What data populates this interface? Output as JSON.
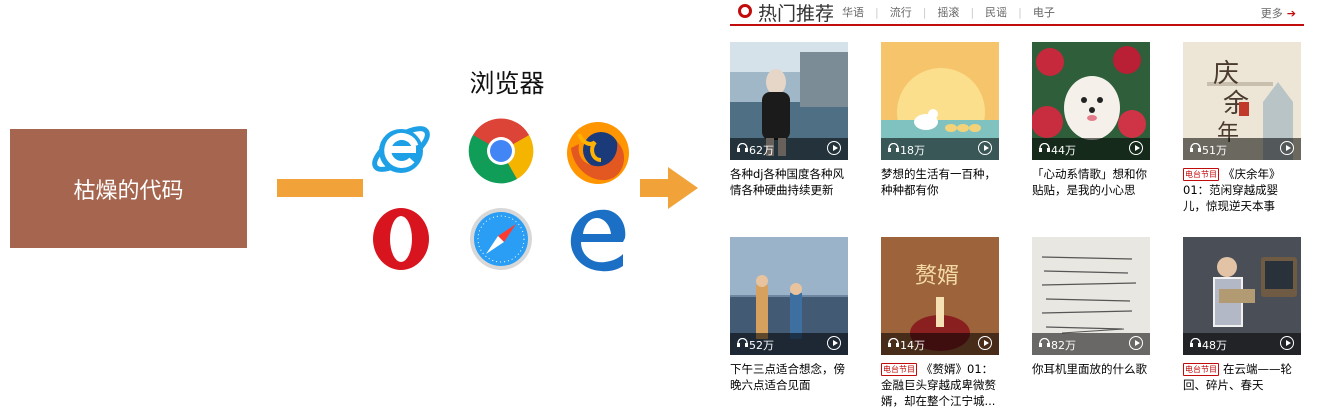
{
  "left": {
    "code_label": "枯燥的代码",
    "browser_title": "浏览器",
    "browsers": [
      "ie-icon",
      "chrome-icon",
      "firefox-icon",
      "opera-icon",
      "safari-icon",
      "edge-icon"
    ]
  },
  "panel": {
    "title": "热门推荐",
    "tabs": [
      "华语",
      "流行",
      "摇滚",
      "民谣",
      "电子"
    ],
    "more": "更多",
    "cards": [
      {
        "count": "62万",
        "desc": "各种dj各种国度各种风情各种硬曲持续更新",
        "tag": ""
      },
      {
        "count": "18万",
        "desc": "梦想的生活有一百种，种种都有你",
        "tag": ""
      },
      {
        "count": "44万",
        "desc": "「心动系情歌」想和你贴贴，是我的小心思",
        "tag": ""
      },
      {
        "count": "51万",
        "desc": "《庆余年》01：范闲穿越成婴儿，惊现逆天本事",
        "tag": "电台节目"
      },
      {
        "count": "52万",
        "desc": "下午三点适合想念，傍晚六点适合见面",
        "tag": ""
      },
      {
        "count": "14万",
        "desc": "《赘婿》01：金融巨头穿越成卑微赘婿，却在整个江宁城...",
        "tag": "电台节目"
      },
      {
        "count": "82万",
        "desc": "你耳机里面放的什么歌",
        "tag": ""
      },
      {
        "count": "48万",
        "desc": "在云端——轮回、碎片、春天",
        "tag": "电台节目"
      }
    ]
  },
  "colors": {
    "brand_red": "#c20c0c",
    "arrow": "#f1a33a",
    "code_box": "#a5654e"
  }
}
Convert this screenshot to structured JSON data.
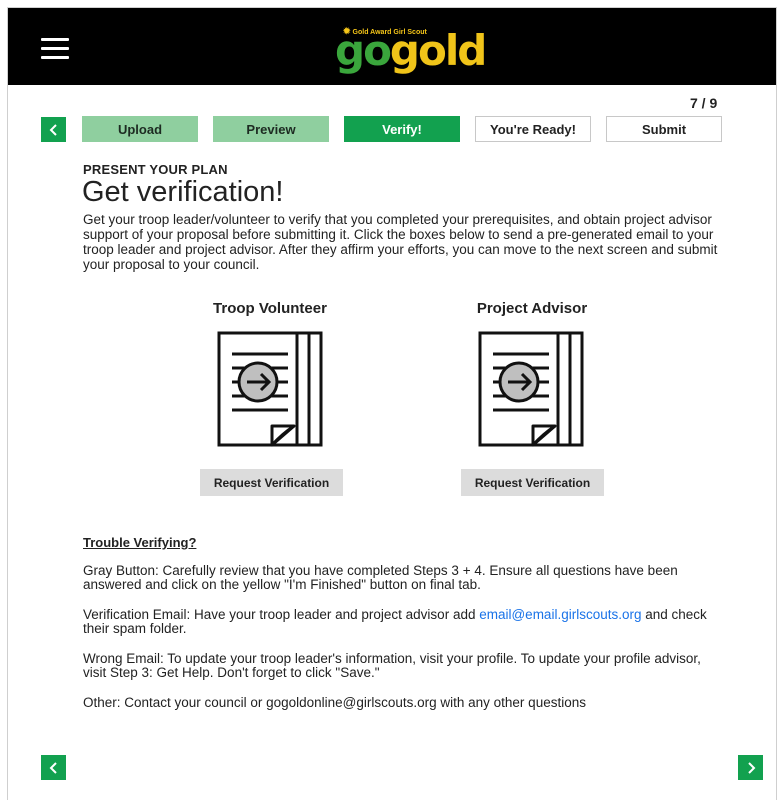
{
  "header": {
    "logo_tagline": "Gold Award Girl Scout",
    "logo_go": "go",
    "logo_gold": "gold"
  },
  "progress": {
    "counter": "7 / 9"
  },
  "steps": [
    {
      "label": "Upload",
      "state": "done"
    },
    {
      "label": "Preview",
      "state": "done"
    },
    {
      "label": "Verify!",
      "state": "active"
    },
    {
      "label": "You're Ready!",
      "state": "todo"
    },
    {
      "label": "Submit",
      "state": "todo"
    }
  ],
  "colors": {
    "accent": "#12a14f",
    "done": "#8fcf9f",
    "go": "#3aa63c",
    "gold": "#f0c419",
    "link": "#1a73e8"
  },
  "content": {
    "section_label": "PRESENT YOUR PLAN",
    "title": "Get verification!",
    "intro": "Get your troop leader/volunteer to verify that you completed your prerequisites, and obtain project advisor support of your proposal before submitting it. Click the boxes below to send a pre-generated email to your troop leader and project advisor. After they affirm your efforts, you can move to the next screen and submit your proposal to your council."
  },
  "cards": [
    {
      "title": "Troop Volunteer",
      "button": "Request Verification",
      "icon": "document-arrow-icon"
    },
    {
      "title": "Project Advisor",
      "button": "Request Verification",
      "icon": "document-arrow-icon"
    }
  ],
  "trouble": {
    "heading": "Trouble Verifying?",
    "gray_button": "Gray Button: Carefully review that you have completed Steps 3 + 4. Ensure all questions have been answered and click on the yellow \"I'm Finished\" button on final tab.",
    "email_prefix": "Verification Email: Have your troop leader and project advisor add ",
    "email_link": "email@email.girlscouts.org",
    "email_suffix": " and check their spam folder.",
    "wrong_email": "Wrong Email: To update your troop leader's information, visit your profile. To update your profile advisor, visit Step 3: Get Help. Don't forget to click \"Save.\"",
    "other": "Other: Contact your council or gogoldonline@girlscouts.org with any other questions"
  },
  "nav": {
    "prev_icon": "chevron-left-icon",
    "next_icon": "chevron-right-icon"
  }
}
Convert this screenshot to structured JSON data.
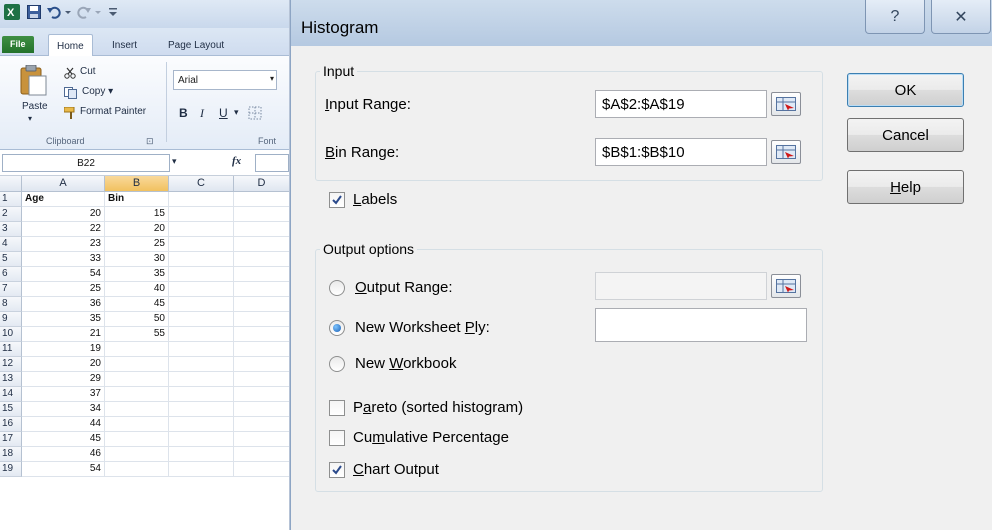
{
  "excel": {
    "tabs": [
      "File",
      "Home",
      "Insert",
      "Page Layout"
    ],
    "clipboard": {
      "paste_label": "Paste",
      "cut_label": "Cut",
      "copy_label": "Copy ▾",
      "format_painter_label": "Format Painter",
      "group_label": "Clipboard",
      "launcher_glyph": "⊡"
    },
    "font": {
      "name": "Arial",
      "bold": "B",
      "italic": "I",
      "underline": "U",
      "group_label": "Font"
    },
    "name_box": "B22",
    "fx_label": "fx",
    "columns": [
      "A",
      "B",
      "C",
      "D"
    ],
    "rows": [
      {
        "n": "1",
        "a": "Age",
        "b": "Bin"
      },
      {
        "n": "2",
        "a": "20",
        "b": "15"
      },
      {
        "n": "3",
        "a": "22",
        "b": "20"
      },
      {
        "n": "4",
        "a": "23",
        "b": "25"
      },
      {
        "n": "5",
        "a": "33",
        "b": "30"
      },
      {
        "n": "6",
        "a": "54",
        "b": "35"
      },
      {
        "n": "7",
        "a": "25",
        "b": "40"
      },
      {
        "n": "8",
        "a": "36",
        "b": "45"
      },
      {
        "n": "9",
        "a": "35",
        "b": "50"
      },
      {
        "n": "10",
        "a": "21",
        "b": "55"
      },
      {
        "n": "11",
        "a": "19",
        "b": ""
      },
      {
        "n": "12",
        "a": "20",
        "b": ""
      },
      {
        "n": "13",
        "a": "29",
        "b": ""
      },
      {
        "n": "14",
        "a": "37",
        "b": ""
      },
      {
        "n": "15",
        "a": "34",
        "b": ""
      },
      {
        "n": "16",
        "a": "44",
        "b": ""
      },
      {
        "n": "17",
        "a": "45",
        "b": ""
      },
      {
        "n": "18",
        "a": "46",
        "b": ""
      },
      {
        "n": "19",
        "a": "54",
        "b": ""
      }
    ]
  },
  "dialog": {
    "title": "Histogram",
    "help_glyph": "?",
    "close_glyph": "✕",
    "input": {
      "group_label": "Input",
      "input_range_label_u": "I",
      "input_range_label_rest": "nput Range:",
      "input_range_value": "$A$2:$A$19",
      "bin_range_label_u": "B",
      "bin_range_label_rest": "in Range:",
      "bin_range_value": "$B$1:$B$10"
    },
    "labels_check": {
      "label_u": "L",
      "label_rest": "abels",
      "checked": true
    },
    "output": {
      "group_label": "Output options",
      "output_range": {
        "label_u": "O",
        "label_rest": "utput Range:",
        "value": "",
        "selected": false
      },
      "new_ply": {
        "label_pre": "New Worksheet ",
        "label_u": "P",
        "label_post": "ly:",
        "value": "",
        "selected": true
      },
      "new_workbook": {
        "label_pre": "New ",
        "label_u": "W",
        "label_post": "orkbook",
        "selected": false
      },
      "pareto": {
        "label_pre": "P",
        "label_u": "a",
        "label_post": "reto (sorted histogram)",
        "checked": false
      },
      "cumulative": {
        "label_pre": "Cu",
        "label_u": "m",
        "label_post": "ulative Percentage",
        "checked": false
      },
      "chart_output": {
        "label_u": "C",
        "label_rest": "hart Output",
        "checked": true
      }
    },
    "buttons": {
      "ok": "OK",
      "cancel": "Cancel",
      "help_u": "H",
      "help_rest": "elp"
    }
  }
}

═══

- **Exercise directions**
Go through the entries above and pull out each line with "questions" in it.

- **Answer for this exercise**
    "gray_button": "Gray Button: Carefully review that you have completed Steps 3 + 4. Ensure all questions have been answered and click on the yellow \"I'm Finished\" button on final tab.",
    "other": "Other: Contact your council or gogoldonline@girlscouts.org with any other questions"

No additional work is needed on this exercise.